GOAL: Repeat every record below exactly, omitting any pictures.

PROVIDED ENTRIES:
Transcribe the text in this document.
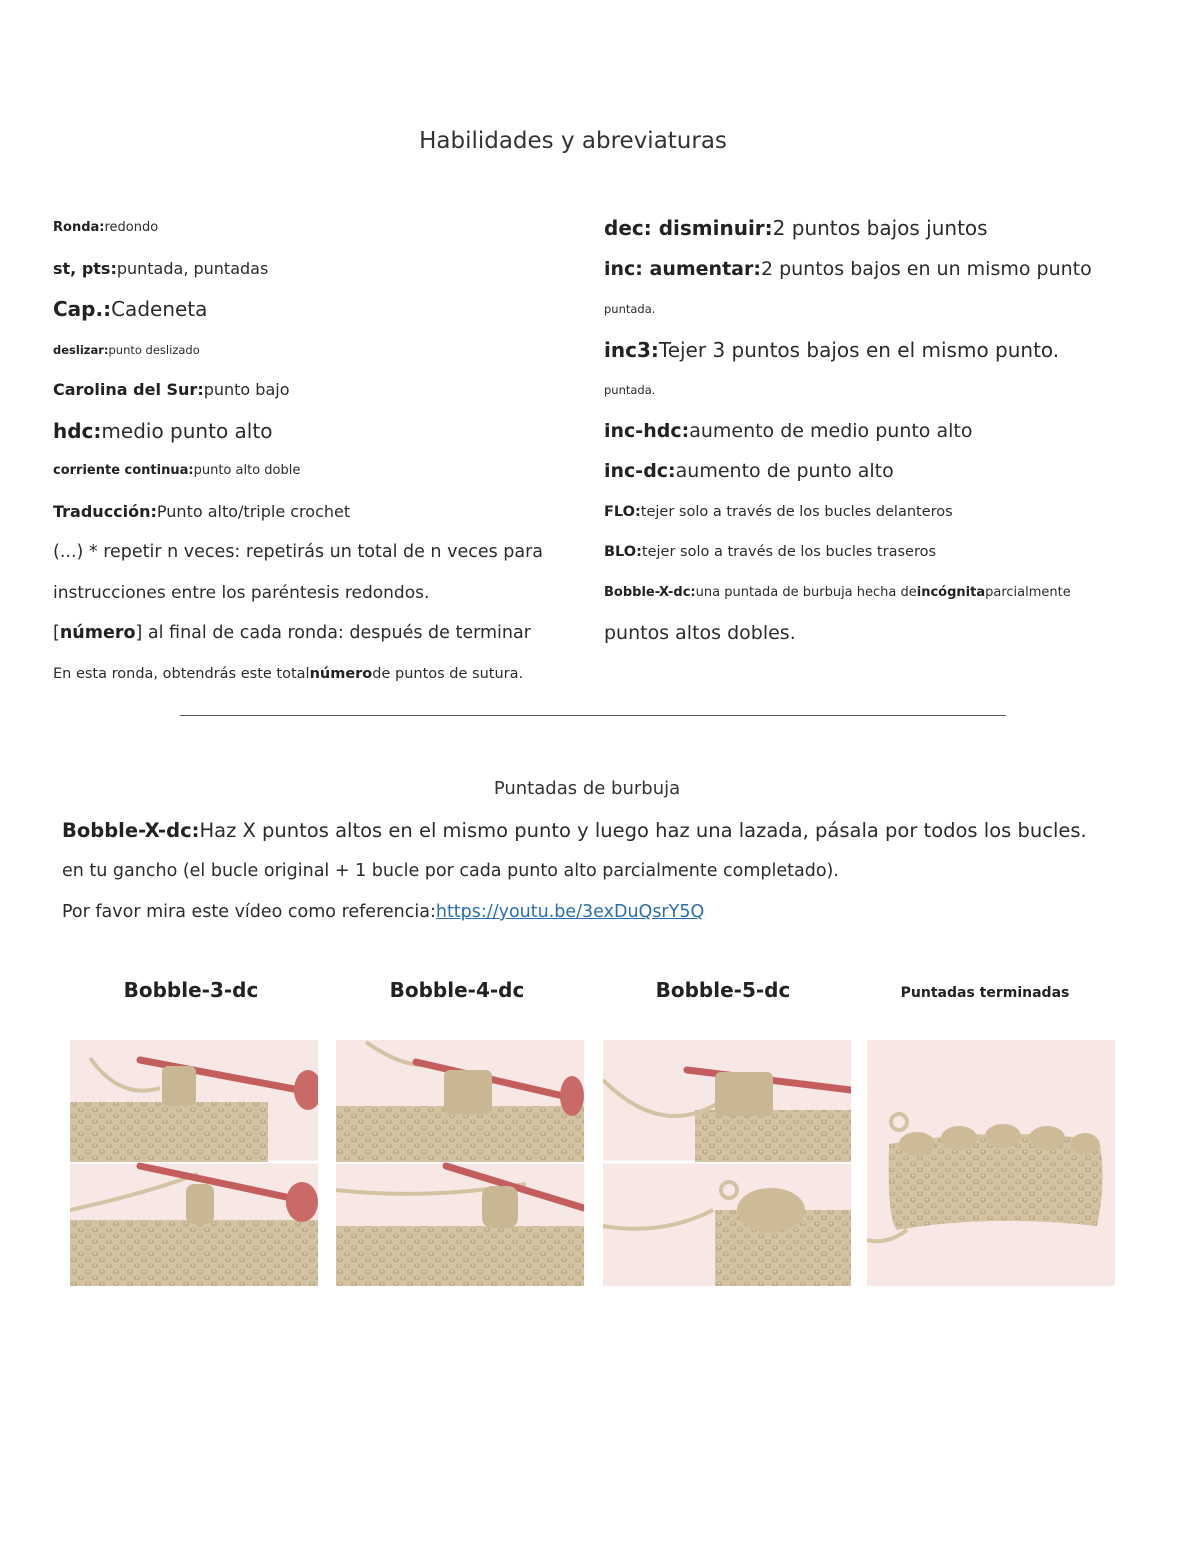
Habilidades y abreviaturas
Ronda:redondo
st, pts:puntada, puntadas
Cap.:Cadeneta
deslizar:punto deslizado
Carolina del Sur:punto bajo
hdc:medio punto alto
corriente continua:punto alto doble
Traducción:Punto alto/triple crochet
(...) * repetir n veces: repetirás un total de n veces para
instrucciones entre los paréntesis redondos.
[número] al final de cada ronda: después de terminar
En esta ronda, obtendrás este totalnúmerode puntos de sutura.
dec: disminuir:2 puntos bajos juntos
inc: aumentar:2 puntos bajos en un mismo punto
puntada.
inc3:Tejer 3 puntos bajos en el mismo punto.
puntada.
inc-hdc:aumento de medio punto alto
inc-dc:aumento de punto alto
FLO:tejer solo a través de los bucles delanteros
BLO:tejer solo a través de los bucles traseros
Bobble-X-dc:una puntada de burbuja hecha deincógnitaparcialmente
puntos altos dobles.
Puntadas de burbuja
Bobble-X-dc:Haz X puntos altos en el mismo punto y luego haz una lazada, pásala por todos los bucles.
en tu gancho (el bucle original + 1 bucle por cada punto alto parcialmente completado).
Por favor mira este vídeo como referencia:https://youtu.be/3exDuQsrY5Q
Bobble-3-dc	Bobble-4-dc	Bobble-5-dc	Puntadas terminadas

ANSWER FOR THE TASK:
Transcribe the text in this document.
Habilidades y abreviaturas
Ronda:redondo
st, pts:puntada, puntadas
Cap.:Cadeneta
deslizar:punto deslizado
Carolina del Sur:punto bajo
hdc:medio punto alto
corriente continua:punto alto doble
Traducción:Punto alto/triple crochet
(...) * repetir n veces: repetirás un total de n veces para
instrucciones entre los paréntesis redondos.
[número] al final de cada ronda: después de terminar
En esta ronda, obtendrás este totalnúmerode puntos de sutura.
dec: disminuir:2 puntos bajos juntos
inc: aumentar:2 puntos bajos en un mismo punto
puntada.
inc3:Tejer 3 puntos bajos en el mismo punto.
puntada.
inc-hdc:aumento de medio punto alto
inc-dc:aumento de punto alto
FLO:tejer solo a través de los bucles delanteros
BLO:tejer solo a través de los bucles traseros
Bobble-X-dc:una puntada de burbuja hecha deincógnitaparcialmente
puntos altos dobles.
Puntadas de burbuja
Bobble-X-dc:Haz X puntos altos en el mismo punto y luego haz una lazada, pásala por todos los bucles.
en tu gancho (el bucle original + 1 bucle por cada punto alto parcialmente completado).
Por favor mira este vídeo como referencia:https://youtu.be/3exDuQsrY5Q
Bobble-3-dc	Bobble-4-dc	Bobble-5-dc	Puntadas terminadas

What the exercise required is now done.